| THE TASK |
Look below and pull out each line with the word "marker".

| ENTRIES PROVIDED |
## start

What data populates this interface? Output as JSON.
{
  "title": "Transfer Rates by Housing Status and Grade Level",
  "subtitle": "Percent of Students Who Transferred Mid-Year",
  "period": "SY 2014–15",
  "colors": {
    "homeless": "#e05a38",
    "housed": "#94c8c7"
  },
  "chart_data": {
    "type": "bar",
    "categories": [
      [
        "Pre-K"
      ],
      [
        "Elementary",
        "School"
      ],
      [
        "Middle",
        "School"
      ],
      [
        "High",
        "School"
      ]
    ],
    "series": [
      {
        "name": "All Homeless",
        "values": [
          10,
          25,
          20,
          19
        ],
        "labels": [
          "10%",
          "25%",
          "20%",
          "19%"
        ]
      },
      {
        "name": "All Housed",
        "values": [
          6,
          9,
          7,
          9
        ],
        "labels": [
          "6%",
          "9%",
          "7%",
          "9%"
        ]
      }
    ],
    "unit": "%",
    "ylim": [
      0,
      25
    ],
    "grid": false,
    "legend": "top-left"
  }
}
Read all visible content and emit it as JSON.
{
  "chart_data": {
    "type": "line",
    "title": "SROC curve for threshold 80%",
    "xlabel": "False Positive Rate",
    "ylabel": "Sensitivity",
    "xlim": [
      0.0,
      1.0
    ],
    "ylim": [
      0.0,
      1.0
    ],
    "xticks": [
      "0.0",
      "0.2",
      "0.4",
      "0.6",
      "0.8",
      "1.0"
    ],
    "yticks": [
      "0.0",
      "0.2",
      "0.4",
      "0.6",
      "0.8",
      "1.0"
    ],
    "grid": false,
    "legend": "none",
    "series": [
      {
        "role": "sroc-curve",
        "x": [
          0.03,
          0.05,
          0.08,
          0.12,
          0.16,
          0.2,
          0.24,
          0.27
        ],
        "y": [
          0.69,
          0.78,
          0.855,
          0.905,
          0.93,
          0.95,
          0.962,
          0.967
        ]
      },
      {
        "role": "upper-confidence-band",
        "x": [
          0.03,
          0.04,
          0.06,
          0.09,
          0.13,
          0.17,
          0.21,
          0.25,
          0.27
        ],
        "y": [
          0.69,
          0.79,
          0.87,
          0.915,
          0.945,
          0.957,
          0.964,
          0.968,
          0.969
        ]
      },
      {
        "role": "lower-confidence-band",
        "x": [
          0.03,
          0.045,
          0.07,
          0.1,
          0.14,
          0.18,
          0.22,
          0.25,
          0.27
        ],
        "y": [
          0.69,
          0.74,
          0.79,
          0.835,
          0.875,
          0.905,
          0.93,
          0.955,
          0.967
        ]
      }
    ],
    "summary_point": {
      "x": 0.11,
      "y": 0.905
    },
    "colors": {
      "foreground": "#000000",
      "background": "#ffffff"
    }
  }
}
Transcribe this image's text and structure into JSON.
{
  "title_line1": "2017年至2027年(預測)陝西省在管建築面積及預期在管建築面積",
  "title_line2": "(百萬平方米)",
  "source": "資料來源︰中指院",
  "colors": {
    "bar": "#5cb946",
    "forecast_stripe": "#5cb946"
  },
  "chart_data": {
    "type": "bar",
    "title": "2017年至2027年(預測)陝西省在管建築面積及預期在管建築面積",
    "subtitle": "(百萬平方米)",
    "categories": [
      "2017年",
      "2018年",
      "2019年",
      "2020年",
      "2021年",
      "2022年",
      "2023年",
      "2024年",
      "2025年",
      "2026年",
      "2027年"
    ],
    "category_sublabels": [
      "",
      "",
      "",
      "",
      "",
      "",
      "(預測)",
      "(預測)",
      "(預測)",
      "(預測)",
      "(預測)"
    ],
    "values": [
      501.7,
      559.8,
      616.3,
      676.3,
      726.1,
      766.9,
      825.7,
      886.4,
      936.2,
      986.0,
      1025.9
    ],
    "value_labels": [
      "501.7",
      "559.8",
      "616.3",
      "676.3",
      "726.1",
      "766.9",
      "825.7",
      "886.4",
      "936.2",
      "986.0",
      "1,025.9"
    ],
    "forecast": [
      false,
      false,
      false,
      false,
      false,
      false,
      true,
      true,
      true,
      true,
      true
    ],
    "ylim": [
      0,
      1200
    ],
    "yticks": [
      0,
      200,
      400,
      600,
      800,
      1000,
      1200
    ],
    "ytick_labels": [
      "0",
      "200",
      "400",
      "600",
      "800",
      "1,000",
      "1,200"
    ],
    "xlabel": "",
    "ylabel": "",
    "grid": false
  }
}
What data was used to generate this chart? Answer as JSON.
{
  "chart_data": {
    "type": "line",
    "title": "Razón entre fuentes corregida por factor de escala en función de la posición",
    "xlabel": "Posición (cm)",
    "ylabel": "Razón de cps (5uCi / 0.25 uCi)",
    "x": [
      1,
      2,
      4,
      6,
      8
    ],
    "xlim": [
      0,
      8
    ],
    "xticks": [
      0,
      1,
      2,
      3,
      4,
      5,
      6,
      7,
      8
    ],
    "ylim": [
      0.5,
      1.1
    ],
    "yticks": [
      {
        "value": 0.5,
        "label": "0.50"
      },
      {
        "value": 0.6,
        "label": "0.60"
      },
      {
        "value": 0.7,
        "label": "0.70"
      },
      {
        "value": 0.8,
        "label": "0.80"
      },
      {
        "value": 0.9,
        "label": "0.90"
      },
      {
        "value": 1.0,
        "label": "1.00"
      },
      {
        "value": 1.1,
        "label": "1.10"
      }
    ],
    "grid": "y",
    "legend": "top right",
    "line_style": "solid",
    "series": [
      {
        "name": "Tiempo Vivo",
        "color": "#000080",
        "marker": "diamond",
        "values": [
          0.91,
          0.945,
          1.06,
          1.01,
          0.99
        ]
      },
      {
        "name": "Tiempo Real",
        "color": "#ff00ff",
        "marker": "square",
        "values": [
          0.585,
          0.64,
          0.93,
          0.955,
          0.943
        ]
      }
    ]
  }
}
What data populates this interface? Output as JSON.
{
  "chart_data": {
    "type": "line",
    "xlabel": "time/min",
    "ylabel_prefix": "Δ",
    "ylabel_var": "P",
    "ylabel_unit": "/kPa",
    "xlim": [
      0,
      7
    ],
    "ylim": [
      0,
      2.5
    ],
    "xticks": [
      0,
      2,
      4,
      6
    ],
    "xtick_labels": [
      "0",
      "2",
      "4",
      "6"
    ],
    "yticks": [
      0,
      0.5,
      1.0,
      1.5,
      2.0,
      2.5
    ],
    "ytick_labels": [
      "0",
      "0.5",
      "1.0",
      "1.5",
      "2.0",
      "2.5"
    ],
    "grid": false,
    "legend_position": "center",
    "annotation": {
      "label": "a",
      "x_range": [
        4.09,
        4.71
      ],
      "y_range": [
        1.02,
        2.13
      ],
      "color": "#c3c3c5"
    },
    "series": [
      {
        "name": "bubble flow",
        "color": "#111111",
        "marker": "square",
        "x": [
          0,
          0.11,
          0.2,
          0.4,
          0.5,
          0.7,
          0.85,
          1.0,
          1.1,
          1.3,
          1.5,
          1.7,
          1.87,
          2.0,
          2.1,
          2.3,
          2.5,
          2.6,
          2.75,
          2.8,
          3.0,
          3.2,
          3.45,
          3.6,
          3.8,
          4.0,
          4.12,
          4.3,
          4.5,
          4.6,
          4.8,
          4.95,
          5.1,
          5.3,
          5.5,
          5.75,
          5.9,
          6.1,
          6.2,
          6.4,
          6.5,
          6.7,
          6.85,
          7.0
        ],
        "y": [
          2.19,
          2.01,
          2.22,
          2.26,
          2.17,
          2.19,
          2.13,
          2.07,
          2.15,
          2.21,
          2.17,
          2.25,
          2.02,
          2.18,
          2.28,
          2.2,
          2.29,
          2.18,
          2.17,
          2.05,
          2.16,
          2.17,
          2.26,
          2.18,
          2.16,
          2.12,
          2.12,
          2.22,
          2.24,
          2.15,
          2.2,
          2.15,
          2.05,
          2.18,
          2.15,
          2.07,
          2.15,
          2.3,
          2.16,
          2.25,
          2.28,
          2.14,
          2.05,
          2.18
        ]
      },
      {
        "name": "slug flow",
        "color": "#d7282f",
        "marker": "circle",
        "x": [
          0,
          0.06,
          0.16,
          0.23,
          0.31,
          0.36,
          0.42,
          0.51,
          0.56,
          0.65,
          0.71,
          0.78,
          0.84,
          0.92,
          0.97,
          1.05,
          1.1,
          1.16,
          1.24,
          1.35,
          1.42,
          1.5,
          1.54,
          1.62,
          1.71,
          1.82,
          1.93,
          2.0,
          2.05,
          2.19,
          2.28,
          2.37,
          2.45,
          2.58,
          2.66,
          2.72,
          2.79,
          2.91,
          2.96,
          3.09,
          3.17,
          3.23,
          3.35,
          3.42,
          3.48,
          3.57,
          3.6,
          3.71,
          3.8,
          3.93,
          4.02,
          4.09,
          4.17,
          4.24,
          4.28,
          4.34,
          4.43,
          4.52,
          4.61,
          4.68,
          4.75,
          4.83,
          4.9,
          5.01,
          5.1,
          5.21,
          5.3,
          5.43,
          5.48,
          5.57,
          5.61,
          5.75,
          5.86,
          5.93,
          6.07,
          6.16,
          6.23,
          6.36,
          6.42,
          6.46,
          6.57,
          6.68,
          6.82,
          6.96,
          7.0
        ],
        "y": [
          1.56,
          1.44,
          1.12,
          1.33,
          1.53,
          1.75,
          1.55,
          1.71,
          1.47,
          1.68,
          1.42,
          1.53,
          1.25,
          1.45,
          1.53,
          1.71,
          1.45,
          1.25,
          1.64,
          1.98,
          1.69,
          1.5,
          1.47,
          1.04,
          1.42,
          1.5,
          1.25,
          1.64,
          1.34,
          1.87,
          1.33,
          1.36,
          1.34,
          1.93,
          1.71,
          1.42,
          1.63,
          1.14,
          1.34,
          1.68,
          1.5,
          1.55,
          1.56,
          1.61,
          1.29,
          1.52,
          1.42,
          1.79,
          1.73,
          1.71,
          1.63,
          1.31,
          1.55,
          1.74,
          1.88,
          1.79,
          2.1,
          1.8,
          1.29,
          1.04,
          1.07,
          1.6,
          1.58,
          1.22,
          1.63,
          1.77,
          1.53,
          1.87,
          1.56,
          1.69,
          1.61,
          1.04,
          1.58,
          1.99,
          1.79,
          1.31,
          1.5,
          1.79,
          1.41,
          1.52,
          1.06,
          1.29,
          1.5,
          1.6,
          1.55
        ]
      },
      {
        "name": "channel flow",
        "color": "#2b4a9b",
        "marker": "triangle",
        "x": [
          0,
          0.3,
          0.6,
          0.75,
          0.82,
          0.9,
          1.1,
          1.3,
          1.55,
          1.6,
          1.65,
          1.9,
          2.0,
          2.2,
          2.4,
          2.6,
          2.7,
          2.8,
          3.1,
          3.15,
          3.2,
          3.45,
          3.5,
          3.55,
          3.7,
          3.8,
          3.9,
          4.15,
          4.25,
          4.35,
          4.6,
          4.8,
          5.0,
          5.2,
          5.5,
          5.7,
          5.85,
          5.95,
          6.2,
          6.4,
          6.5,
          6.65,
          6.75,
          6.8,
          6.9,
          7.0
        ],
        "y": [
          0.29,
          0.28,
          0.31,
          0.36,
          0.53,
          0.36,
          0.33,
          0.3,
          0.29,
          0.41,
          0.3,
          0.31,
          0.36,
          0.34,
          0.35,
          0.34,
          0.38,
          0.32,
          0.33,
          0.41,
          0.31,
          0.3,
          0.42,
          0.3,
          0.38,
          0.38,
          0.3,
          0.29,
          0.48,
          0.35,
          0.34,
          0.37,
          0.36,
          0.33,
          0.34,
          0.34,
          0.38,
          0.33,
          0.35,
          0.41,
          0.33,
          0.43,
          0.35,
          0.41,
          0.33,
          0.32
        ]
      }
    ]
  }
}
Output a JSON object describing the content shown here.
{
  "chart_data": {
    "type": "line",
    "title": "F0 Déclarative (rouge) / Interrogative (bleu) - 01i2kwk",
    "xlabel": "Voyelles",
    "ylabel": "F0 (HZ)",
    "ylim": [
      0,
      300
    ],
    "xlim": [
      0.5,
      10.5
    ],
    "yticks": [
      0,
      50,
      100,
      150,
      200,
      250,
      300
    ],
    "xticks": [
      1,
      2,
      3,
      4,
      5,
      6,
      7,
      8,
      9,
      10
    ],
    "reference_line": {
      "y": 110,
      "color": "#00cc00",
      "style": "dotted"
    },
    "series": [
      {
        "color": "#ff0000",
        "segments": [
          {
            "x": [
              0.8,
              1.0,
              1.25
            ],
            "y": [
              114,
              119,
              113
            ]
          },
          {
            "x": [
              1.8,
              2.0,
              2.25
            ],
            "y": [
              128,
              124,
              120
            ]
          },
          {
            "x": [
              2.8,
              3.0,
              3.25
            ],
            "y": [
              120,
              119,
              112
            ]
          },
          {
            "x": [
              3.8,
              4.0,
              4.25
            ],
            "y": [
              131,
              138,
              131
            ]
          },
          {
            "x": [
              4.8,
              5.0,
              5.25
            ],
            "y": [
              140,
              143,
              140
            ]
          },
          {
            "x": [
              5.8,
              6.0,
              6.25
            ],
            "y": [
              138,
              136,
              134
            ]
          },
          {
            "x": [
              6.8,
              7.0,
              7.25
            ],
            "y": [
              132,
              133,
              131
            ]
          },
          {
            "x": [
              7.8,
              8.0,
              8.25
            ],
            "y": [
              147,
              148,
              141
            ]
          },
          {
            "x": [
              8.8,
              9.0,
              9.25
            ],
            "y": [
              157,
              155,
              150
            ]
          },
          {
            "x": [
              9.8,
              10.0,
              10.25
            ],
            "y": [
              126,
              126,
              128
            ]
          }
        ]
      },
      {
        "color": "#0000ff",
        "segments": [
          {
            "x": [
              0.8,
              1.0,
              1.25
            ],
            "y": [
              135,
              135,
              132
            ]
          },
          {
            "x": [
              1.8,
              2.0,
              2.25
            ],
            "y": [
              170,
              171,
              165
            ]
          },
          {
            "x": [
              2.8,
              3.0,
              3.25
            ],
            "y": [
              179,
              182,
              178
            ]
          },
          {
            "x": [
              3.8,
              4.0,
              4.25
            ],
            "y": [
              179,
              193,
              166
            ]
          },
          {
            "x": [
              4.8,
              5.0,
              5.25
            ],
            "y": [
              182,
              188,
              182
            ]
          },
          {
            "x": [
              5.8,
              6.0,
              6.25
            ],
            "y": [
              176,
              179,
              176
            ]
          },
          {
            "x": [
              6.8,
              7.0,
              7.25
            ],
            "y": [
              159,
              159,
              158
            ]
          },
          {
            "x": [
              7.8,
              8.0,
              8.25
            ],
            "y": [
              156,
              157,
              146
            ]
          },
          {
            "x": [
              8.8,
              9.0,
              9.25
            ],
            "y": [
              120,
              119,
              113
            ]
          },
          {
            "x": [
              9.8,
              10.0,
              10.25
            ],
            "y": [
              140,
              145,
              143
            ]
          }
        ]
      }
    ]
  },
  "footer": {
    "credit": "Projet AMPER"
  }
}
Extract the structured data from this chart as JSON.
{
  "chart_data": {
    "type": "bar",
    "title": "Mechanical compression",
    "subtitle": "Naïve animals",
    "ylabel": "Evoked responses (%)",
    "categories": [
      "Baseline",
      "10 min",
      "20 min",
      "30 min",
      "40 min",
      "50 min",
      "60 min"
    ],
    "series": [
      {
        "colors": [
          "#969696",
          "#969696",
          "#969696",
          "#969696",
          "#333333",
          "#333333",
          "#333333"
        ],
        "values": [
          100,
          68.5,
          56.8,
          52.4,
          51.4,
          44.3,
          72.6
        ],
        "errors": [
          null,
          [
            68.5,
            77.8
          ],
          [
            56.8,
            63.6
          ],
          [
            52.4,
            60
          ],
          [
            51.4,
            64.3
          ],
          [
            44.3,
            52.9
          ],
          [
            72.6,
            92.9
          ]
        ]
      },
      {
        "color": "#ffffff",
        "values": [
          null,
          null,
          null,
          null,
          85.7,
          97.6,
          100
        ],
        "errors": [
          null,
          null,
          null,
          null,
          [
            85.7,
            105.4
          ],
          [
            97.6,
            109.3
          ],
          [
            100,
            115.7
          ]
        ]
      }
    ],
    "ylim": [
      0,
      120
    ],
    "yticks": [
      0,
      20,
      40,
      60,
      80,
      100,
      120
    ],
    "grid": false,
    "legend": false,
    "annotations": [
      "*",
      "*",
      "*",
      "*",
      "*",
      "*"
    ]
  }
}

## end

| EXERCISE SOLUTION |
        "marker": "diamond",
        "marker": "square",
        "marker": "square",
        "marker": "circle",
        "marker": "triangle",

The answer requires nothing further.